▶ **INSTRUCTIONS TO FOLLOW**: What follows are records. Restate all of them word for word.

▶ **STORED ROWS**:
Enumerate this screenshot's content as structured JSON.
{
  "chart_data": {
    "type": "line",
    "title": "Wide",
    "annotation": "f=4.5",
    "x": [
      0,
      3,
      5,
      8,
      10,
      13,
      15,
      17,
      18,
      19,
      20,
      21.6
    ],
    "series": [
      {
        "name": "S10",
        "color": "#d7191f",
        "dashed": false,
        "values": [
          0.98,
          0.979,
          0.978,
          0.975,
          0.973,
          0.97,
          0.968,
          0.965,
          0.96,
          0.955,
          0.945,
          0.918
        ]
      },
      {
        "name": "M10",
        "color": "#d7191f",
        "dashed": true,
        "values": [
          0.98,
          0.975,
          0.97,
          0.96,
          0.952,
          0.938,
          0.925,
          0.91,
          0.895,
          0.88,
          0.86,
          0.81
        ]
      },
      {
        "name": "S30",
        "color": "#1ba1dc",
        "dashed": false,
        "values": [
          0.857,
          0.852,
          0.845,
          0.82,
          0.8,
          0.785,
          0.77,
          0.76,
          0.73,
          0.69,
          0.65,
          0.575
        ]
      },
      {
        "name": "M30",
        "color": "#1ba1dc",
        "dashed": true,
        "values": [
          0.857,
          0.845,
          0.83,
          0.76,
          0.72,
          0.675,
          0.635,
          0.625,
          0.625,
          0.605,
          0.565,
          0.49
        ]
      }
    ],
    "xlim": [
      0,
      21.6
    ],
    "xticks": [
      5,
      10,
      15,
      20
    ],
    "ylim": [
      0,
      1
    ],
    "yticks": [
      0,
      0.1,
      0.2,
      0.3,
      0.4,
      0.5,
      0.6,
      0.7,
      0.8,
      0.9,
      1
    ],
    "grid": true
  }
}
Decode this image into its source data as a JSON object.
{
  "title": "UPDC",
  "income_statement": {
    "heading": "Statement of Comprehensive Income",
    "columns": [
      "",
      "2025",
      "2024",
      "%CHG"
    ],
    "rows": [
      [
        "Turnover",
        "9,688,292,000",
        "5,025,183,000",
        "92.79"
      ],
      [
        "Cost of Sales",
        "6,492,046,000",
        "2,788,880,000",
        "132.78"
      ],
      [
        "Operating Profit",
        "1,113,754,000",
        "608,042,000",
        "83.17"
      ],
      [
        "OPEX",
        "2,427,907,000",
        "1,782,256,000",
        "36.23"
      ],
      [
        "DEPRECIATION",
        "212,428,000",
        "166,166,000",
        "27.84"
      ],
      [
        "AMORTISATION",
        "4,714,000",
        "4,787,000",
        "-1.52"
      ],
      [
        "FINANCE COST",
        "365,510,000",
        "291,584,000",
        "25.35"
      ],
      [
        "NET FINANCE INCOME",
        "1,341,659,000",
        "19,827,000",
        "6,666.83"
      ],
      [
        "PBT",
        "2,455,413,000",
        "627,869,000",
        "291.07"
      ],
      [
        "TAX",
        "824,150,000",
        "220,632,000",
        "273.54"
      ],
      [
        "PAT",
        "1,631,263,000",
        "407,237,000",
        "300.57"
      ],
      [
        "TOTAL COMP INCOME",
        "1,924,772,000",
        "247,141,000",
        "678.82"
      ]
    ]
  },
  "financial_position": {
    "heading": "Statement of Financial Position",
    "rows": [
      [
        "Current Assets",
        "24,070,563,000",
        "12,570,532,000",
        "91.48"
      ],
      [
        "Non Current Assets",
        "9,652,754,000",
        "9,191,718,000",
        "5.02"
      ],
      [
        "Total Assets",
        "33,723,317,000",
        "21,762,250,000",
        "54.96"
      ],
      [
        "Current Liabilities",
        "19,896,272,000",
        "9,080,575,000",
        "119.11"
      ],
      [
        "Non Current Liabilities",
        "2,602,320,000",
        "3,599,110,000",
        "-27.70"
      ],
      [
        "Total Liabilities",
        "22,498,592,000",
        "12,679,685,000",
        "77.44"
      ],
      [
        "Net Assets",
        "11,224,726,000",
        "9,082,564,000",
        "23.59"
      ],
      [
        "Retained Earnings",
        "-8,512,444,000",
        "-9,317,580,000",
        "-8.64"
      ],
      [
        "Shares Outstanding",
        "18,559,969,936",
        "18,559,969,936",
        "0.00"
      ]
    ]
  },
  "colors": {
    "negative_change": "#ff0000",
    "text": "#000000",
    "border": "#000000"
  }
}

▶ **COMPLETED EXERCISE**:
Enumerate this screenshot's content as structured JSON.
{
  "chart_data": {
    "type": "line",
    "title": "Wide",
    "annotation": "f=4.5",
    "x": [
      0,
      3,
      5,
      8,
      10,
      13,
      15,
      17,
      18,
      19,
      20,
      21.6
    ],
    "series": [
      {
        "name": "S10",
        "color": "#d7191f",
        "dashed": false,
        "values": [
          0.98,
          0.979,
          0.978,
          0.975,
          0.973,
          0.97,
          0.968,
          0.965,
          0.96,
          0.955,
          0.945,
          0.918
        ]
      },
      {
        "name": "M10",
        "color": "#d7191f",
        "dashed": true,
        "values": [
          0.98,
          0.975,
          0.97,
          0.96,
          0.952,
          0.938,
          0.925,
          0.91,
          0.895,
          0.88,
          0.86,
          0.81
        ]
      },
      {
        "name": "S30",
        "color": "#1ba1dc",
        "dashed": false,
        "values": [
          0.857,
          0.852,
          0.845,
          0.82,
          0.8,
          0.785,
          0.77,
          0.76,
          0.73,
          0.69,
          0.65,
          0.575
        ]
      },
      {
        "name": "M30",
        "color": "#1ba1dc",
        "dashed": true,
        "values": [
          0.857,
          0.845,
          0.83,
          0.76,
          0.72,
          0.675,
          0.635,
          0.625,
          0.625,
          0.605,
          0.565,
          0.49
        ]
      }
    ],
    "xlim": [
      0,
      21.6
    ],
    "xticks": [
      5,
      10,
      15,
      20
    ],
    "ylim": [
      0,
      1
    ],
    "yticks": [
      0,
      0.1,
      0.2,
      0.3,
      0.4,
      0.5,
      0.6,
      0.7,
      0.8,
      0.9,
      1
    ],
    "grid": true
  }
}
Decode this image into its source data as a JSON object.
{
  "title": "UPDC",
  "income_statement": {
    "heading": "Statement of Comprehensive Income",
    "columns": [
      "",
      "2025",
      "2024",
      "%CHG"
    ],
    "rows": [
      [
        "Turnover",
        "9,688,292,000",
        "5,025,183,000",
        "92.79"
      ],
      [
        "Cost of Sales",
        "6,492,046,000",
        "2,788,880,000",
        "132.78"
      ],
      [
        "Operating Profit",
        "1,113,754,000",
        "608,042,000",
        "83.17"
      ],
      [
        "OPEX",
        "2,427,907,000",
        "1,782,256,000",
        "36.23"
      ],
      [
        "DEPRECIATION",
        "212,428,000",
        "166,166,000",
        "27.84"
      ],
      [
        "AMORTISATION",
        "4,714,000",
        "4,787,000",
        "-1.52"
      ],
      [
        "FINANCE COST",
        "365,510,000",
        "291,584,000",
        "25.35"
      ],
      [
        "NET FINANCE INCOME",
        "1,341,659,000",
        "19,827,000",
        "6,666.83"
      ],
      [
        "PBT",
        "2,455,413,000",
        "627,869,000",
        "291.07"
      ],
      [
        "TAX",
        "824,150,000",
        "220,632,000",
        "273.54"
      ],
      [
        "PAT",
        "1,631,263,000",
        "407,237,000",
        "300.57"
      ],
      [
        "TOTAL COMP INCOME",
        "1,924,772,000",
        "247,141,000",
        "678.82"
      ]
    ]
  },
  "financial_position": {
    "heading": "Statement of Financial Position",
    "rows": [
      [
        "Current Assets",
        "24,070,563,000",
        "12,570,532,000",
        "91.48"
      ],
      [
        "Non Current Assets",
        "9,652,754,000",
        "9,191,718,000",
        "5.02"
      ],
      [
        "Total Assets",
        "33,723,317,000",
        "21,762,250,000",
        "54.96"
      ],
      [
        "Current Liabilities",
        "19,896,272,000",
        "9,080,575,000",
        "119.11"
      ],
      [
        "Non Current Liabilities",
        "2,602,320,000",
        "3,599,110,000",
        "-27.70"
      ],
      [
        "Total Liabilities",
        "22,498,592,000",
        "12,679,685,000",
        "77.44"
      ],
      [
        "Net Assets",
        "11,224,726,000",
        "9,082,564,000",
        "23.59"
      ],
      [
        "Retained Earnings",
        "-8,512,444,000",
        "-9,317,580,000",
        "-8.64"
      ],
      [
        "Shares Outstanding",
        "18,559,969,936",
        "18,559,969,936",
        "0.00"
      ]
    ]
  },
  "colors": {
    "negative_change": "#ff0000",
    "text": "#000000",
    "border": "#000000"
  }
}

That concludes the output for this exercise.